Aim of the task:
Below is a listing; copy all of it exactly.

(Extracted records)
----
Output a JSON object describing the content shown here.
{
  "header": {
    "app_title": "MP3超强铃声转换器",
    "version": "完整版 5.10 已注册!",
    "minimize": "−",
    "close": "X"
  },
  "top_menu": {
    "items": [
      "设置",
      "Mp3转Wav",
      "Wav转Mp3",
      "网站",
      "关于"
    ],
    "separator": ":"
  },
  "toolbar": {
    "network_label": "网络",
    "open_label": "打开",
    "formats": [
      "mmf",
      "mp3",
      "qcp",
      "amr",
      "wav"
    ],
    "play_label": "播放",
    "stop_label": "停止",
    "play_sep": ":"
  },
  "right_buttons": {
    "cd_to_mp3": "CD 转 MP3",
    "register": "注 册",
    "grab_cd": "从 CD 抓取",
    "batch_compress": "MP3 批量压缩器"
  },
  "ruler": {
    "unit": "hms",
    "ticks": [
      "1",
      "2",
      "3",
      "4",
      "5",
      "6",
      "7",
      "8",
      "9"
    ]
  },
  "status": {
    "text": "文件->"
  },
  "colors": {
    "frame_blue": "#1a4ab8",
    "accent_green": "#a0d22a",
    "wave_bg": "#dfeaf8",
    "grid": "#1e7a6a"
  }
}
----
Reply:
Output a JSON object describing the content shown here.
{
  "header": {
    "app_title": "MP3超强铃声转换器",
    "version": "完整版 5.10 已注册!",
    "minimize": "−",
    "close": "X"
  },
  "top_menu": {
    "items": [
      "设置",
      "Mp3转Wav",
      "Wav转Mp3",
      "网站",
      "关于"
    ],
    "separator": ":"
  },
  "toolbar": {
    "network_label": "网络",
    "open_label": "打开",
    "formats": [
      "mmf",
      "mp3",
      "qcp",
      "amr",
      "wav"
    ],
    "play_label": "播放",
    "stop_label": "停止",
    "play_sep": ":"
  },
  "right_buttons": {
    "cd_to_mp3": "CD 转 MP3",
    "register": "注 册",
    "grab_cd": "从 CD 抓取",
    "batch_compress": "MP3 批量压缩器"
  },
  "ruler": {
    "unit": "hms",
    "ticks": [
      "1",
      "2",
      "3",
      "4",
      "5",
      "6",
      "7",
      "8",
      "9"
    ]
  },
  "status": {
    "text": "文件->"
  },
  "colors": {
    "frame_blue": "#1a4ab8",
    "accent_green": "#a0d22a",
    "wave_bg": "#dfeaf8",
    "grid": "#1e7a6a"
  }
}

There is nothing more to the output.